→ DIRECTION: Repeat every entry in the listing below, exactly.

==*==

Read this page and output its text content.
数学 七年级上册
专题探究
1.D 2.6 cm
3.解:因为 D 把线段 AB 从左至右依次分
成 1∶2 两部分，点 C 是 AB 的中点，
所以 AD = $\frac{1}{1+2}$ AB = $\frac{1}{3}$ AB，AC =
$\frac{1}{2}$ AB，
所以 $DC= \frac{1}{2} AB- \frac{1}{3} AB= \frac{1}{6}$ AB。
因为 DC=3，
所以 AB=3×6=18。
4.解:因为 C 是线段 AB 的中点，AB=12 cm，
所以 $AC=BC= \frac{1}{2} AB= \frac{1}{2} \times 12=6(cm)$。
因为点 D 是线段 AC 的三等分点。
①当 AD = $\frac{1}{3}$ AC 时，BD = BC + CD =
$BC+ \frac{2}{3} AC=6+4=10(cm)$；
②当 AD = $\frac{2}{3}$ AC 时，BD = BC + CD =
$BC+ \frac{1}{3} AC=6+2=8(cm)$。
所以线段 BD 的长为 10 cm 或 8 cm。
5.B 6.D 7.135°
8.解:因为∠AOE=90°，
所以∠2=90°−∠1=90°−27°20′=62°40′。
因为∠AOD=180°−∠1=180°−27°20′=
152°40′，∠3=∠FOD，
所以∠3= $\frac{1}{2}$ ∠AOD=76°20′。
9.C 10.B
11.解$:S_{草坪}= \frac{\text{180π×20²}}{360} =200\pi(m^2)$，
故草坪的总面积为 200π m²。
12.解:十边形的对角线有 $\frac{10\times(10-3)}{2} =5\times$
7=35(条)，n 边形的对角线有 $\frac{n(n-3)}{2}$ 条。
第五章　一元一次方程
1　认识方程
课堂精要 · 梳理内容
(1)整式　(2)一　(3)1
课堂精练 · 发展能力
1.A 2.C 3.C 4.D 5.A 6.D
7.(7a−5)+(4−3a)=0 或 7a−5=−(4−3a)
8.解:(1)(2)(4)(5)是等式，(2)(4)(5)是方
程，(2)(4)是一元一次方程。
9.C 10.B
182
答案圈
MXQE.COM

==*==

→ ANSWER TO THE TASK:
Read this page and output its text content.
数学 七年级上册
专题探究
1.D 2.6 cm
3.解:因为 D 把线段 AB 从左至右依次分
成 1∶2 两部分，点 C 是 AB 的中点，
所以 AD = $\frac{1}{1+2}$ AB = $\frac{1}{3}$ AB，AC =
$\frac{1}{2}$ AB，
所以 $DC= \frac{1}{2} AB- \frac{1}{3} AB= \frac{1}{6}$ AB。
因为 DC=3，
所以 AB=3×6=18。
4.解:因为 C 是线段 AB 的中点，AB=12 cm，
所以 $AC=BC= \frac{1}{2} AB= \frac{1}{2} \times 12=6(cm)$。
因为点 D 是线段 AC 的三等分点。
①当 AD = $\frac{1}{3}$ AC 时，BD = BC + CD =
$BC+ \frac{2}{3} AC=6+4=10(cm)$；
②当 AD = $\frac{2}{3}$ AC 时，BD = BC + CD =
$BC+ \frac{1}{3} AC=6+2=8(cm)$。
所以线段 BD 的长为 10 cm 或 8 cm。
5.B 6.D 7.135°
8.解:因为∠AOE=90°，
所以∠2=90°−∠1=90°−27°20′=62°40′。
因为∠AOD=180°−∠1=180°−27°20′=
152°40′，∠3=∠FOD，
所以∠3= $\frac{1}{2}$ ∠AOD=76°20′。
9.C 10.B
11.解$:S_{草坪}= \frac{\text{180π×20²}}{360} =200\pi(m^2)$，
故草坪的总面积为 200π m²。
12.解:十边形的对角线有 $\frac{10\times(10-3)}{2} =5\times$
7=35(条)，n 边形的对角线有 $\frac{n(n-3)}{2}$ 条。
第五章　一元一次方程
1　认识方程
课堂精要 · 梳理内容
(1)整式　(2)一　(3)1
课堂精练 · 发展能力
1.A 2.C 3.C 4.D 5.A 6.D
7.(7a−5)+(4−3a)=0 或 7a−5=−(4−3a)
8.解:(1)(2)(4)(5)是等式，(2)(4)(5)是方
程，(2)(4)是一元一次方程。
9.C 10.B
182
答案圈
MXQE.COM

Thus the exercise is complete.